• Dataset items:
·····

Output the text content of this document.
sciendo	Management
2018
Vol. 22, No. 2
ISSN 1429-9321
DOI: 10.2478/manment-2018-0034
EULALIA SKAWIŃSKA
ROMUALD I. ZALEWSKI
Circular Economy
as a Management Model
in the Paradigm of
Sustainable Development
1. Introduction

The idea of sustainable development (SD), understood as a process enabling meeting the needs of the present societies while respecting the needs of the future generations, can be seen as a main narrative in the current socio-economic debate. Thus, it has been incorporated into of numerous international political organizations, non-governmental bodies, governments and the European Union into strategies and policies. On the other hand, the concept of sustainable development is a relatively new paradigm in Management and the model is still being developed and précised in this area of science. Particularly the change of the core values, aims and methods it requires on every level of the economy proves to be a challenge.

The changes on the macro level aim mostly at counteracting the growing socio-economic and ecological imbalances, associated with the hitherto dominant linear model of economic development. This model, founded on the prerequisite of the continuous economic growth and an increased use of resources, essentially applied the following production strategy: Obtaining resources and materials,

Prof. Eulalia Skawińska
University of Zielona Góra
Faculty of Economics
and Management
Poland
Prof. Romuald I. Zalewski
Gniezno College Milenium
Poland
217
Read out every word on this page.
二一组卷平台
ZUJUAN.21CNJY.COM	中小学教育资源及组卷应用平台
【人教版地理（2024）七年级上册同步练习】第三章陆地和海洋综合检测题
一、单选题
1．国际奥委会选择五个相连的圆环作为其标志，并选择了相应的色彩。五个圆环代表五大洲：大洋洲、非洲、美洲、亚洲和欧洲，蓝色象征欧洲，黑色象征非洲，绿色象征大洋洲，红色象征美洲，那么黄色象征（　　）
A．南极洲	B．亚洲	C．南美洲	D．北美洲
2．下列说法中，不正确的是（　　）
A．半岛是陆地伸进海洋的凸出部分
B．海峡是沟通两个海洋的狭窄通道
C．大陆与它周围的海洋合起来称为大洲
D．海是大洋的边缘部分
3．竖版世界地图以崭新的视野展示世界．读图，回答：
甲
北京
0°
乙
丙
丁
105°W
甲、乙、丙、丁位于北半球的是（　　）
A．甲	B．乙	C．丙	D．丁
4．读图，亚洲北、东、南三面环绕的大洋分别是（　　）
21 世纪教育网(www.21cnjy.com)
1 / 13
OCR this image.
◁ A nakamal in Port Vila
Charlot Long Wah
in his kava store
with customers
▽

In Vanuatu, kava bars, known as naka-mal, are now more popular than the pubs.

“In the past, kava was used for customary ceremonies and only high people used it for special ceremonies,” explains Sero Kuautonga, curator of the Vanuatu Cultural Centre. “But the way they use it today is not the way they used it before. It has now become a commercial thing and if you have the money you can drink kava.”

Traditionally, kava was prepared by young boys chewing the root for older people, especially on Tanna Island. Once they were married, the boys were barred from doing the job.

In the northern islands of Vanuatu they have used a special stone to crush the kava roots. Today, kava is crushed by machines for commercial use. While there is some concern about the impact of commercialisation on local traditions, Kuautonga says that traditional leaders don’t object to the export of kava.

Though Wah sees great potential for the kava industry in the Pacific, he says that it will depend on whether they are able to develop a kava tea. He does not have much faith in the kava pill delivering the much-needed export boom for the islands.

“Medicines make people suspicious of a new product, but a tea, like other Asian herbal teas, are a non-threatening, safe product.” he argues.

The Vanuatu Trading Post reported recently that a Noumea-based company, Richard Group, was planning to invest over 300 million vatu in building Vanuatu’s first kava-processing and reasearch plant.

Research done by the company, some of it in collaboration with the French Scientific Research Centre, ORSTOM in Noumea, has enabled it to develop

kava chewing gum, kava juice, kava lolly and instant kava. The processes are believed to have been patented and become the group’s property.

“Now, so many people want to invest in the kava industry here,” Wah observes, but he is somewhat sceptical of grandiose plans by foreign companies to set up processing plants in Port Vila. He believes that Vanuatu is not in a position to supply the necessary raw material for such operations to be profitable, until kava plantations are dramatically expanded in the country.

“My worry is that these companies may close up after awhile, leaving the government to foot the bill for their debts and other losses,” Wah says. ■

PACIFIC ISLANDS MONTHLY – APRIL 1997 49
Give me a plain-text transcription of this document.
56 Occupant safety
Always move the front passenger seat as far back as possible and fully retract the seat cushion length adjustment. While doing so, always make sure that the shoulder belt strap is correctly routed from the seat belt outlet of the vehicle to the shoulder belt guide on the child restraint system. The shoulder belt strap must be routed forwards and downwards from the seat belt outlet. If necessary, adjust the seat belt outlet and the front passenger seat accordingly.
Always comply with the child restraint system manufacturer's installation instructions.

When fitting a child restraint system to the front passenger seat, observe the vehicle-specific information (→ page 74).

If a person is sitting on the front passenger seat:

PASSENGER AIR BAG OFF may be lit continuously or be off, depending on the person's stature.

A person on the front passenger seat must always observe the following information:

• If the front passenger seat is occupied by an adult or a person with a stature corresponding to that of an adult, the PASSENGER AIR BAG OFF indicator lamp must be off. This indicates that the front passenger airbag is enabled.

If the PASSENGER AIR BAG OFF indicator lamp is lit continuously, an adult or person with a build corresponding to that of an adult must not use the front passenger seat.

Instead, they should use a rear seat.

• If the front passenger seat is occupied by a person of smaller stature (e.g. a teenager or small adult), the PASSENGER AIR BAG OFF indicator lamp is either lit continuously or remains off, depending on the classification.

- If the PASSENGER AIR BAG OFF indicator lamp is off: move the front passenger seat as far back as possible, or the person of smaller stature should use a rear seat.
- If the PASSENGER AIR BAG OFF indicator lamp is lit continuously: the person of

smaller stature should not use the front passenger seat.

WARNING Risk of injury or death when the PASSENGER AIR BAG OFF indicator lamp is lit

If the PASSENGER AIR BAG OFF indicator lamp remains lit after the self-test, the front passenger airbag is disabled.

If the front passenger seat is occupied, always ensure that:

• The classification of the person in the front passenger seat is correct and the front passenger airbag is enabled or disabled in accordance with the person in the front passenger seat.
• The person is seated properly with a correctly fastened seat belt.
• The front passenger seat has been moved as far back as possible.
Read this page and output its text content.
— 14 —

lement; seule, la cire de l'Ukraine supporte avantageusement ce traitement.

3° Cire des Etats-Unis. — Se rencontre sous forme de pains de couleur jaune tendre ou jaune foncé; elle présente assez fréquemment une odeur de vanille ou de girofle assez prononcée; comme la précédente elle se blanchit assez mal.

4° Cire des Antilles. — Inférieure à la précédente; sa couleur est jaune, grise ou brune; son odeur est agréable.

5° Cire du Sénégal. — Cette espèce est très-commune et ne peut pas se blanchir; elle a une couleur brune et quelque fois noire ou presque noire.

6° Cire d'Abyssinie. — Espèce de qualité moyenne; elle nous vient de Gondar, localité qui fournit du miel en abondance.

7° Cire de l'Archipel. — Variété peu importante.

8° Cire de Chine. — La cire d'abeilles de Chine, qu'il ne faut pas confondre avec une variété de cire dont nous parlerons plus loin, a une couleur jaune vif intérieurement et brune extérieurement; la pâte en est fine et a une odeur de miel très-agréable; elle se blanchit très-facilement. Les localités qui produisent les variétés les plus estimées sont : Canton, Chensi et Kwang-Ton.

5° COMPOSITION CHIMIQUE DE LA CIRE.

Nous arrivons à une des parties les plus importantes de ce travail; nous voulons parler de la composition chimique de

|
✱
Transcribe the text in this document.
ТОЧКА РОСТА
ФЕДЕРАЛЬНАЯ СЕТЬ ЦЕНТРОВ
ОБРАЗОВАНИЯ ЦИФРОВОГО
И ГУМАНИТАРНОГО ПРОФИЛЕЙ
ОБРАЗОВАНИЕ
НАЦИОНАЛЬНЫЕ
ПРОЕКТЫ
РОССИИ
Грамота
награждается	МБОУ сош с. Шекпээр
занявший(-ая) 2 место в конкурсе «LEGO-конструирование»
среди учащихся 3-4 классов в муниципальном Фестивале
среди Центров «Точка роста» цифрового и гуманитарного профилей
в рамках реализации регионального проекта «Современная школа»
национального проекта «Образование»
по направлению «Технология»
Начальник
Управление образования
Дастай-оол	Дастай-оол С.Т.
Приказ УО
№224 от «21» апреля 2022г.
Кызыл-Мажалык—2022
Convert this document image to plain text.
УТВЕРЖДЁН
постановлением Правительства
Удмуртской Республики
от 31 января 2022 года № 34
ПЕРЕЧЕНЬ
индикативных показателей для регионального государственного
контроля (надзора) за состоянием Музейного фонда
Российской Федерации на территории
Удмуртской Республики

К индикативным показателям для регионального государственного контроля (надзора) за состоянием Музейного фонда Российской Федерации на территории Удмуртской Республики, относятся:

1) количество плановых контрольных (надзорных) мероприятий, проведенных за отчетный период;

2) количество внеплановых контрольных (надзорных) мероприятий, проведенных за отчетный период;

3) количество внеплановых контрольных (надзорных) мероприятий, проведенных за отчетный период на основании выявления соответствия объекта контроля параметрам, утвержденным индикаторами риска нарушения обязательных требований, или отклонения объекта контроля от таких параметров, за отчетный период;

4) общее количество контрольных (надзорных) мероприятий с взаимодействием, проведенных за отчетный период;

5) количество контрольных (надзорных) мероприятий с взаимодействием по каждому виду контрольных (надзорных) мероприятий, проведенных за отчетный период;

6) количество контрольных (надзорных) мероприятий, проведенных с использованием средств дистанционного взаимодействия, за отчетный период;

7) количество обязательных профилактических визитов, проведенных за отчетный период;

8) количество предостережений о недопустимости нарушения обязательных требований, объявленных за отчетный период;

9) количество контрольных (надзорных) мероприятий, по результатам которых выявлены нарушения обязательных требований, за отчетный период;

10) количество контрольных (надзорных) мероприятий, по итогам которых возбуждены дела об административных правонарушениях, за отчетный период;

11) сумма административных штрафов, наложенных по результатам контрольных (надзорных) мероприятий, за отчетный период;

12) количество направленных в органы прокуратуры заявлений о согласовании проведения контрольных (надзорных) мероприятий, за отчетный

·····

• THE REQUEST: Copy out each line in the preceding records that contains "possible".

• FULL OUTPUT:
Always move the front passenger seat as far back as possible and fully retract the seat cushion length adjustment. While doing so, always make sure that the shoulder belt strap is correctly routed from the seat belt outlet of the vehicle to the shoulder belt guide on the child restraint system. The shoulder belt strap must be routed forwards and downwards from the seat belt outlet. If necessary, adjust the seat belt outlet and the front passenger seat accordingly.
- If the PASSENGER AIR BAG OFF indicator lamp is off: move the front passenger seat as far back as possible, or the person of smaller stature should use a rear seat.
• The front passenger seat has been moved as far back as possible.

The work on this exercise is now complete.